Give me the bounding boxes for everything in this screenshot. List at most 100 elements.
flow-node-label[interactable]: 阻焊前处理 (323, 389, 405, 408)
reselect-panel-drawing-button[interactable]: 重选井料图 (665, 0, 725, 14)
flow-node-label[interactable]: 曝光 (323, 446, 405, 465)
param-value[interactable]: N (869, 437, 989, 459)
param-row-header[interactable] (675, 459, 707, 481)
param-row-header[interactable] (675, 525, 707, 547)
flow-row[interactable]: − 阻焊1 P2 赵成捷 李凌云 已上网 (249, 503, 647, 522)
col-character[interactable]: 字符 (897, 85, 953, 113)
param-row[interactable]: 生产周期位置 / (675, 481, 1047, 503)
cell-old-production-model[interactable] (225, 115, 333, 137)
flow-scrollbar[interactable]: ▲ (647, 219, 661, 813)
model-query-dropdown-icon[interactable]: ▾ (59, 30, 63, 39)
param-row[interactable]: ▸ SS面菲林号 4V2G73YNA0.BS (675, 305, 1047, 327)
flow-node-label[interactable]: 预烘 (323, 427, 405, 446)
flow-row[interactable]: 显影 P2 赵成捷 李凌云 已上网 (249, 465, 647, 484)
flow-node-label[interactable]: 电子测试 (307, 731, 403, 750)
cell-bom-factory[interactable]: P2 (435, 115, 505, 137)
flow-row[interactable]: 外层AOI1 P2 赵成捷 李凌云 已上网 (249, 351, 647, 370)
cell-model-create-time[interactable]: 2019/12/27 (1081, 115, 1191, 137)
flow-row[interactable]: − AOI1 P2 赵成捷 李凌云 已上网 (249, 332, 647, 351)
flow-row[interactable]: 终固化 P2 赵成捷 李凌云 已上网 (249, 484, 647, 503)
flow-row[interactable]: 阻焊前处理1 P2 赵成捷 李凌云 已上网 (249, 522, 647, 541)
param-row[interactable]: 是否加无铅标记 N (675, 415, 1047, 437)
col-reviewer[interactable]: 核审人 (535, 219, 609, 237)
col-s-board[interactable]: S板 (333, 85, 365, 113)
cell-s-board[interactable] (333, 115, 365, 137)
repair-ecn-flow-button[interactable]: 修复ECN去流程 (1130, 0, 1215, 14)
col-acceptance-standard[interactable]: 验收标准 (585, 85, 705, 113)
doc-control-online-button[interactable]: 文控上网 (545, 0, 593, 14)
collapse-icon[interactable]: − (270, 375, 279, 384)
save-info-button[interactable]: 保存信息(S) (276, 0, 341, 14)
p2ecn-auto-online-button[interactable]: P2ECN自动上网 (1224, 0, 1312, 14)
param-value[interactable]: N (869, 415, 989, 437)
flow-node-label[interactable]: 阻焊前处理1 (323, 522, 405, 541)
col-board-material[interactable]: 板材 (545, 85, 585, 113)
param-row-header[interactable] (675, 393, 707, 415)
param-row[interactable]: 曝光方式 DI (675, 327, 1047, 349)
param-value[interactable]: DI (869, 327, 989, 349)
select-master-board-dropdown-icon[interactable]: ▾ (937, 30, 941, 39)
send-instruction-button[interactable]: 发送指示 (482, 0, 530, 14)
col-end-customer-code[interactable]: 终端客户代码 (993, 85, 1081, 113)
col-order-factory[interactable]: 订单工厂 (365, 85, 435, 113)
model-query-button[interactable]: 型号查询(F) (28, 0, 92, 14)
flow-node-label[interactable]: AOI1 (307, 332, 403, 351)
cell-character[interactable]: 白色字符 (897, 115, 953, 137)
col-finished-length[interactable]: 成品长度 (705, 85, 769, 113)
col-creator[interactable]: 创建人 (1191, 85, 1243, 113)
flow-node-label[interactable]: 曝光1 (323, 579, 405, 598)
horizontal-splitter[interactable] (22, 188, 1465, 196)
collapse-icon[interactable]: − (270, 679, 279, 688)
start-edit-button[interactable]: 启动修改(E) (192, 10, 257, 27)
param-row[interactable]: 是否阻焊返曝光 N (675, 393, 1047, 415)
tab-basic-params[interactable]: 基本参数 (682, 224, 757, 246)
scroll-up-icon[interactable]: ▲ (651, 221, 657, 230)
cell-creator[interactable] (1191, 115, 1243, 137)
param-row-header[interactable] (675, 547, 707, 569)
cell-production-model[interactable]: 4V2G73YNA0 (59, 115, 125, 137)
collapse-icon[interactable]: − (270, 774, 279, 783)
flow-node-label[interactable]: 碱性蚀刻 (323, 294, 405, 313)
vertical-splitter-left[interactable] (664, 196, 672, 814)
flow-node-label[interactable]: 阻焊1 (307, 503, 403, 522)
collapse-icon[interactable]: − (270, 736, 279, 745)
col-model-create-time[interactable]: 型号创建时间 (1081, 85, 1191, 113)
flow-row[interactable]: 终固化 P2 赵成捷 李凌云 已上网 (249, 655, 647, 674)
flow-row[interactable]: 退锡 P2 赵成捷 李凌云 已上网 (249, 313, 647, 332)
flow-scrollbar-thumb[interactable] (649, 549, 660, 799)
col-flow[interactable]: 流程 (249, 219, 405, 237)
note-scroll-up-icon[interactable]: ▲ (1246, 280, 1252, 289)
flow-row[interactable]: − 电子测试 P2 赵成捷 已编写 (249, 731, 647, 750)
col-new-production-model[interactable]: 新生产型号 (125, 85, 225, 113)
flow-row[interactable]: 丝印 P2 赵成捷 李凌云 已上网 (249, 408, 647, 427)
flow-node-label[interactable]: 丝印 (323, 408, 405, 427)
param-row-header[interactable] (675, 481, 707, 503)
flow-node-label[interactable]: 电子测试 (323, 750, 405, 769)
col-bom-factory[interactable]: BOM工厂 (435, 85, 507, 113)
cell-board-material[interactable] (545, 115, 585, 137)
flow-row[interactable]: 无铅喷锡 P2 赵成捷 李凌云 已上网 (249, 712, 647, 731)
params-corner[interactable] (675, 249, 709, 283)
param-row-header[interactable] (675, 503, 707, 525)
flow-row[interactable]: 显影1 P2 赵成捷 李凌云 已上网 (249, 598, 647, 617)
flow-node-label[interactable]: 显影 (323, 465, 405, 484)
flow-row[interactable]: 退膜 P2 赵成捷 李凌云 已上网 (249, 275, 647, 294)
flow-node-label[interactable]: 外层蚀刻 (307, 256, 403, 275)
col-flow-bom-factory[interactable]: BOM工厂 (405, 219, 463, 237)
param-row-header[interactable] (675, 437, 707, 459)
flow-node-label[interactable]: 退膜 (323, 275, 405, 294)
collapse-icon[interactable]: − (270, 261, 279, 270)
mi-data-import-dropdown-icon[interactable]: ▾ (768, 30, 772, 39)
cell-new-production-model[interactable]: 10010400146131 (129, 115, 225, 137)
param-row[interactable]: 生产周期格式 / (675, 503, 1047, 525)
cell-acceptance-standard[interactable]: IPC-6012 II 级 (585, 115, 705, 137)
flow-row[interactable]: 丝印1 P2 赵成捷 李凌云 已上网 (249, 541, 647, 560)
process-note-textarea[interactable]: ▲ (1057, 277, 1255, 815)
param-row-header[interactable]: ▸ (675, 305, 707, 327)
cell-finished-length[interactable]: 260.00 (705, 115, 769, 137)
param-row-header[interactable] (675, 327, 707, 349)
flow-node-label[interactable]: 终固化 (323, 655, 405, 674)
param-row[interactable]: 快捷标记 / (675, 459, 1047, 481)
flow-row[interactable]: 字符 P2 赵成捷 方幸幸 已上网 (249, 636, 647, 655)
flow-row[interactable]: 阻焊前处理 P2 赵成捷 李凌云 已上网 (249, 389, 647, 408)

____________________

Task directions » Reproduce the listing above verbatim, starting at its first line and ending at the line that contains "param-row-header[interactable] (675, 525, 707, 547)", with both of those lines included.

Completed task »
Give me the bounding boxes for everything in this screenshot. List at most 100 elements.
flow-node-label[interactable]: 阻焊前处理 (323, 389, 405, 408)
reselect-panel-drawing-button[interactable]: 重选井料图 (665, 0, 725, 14)
flow-node-label[interactable]: 曝光 (323, 446, 405, 465)
param-value[interactable]: N (869, 437, 989, 459)
param-row-header[interactable] (675, 459, 707, 481)
param-row-header[interactable] (675, 525, 707, 547)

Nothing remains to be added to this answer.